Looking at the listing, state how many of its lines contain the string "onemocnění". Write only the number.

___

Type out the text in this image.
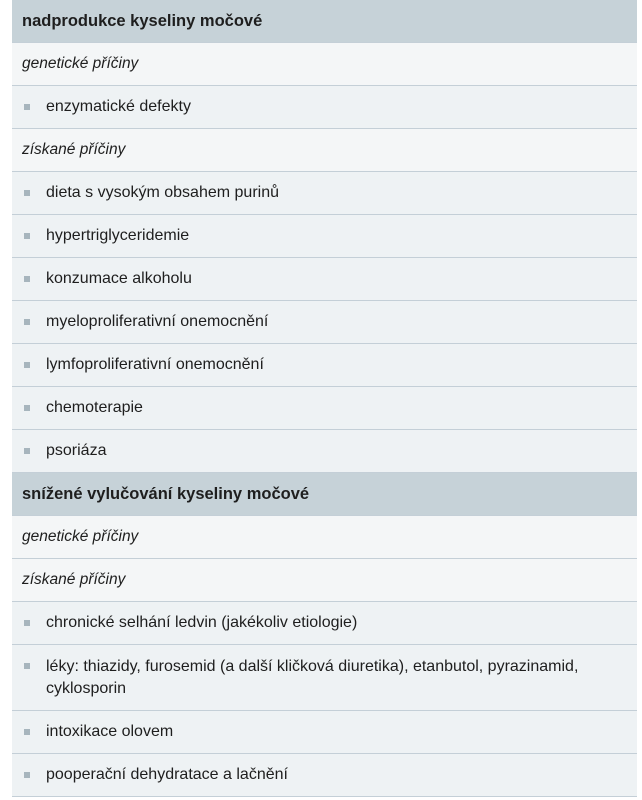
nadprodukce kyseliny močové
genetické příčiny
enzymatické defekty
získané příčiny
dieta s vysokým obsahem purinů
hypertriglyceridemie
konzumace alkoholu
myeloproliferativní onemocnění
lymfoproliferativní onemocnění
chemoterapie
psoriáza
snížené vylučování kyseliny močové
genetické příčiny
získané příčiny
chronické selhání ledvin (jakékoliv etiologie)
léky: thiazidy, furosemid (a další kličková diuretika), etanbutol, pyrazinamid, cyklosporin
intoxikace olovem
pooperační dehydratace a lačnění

___

SOLVED EXERCISE
2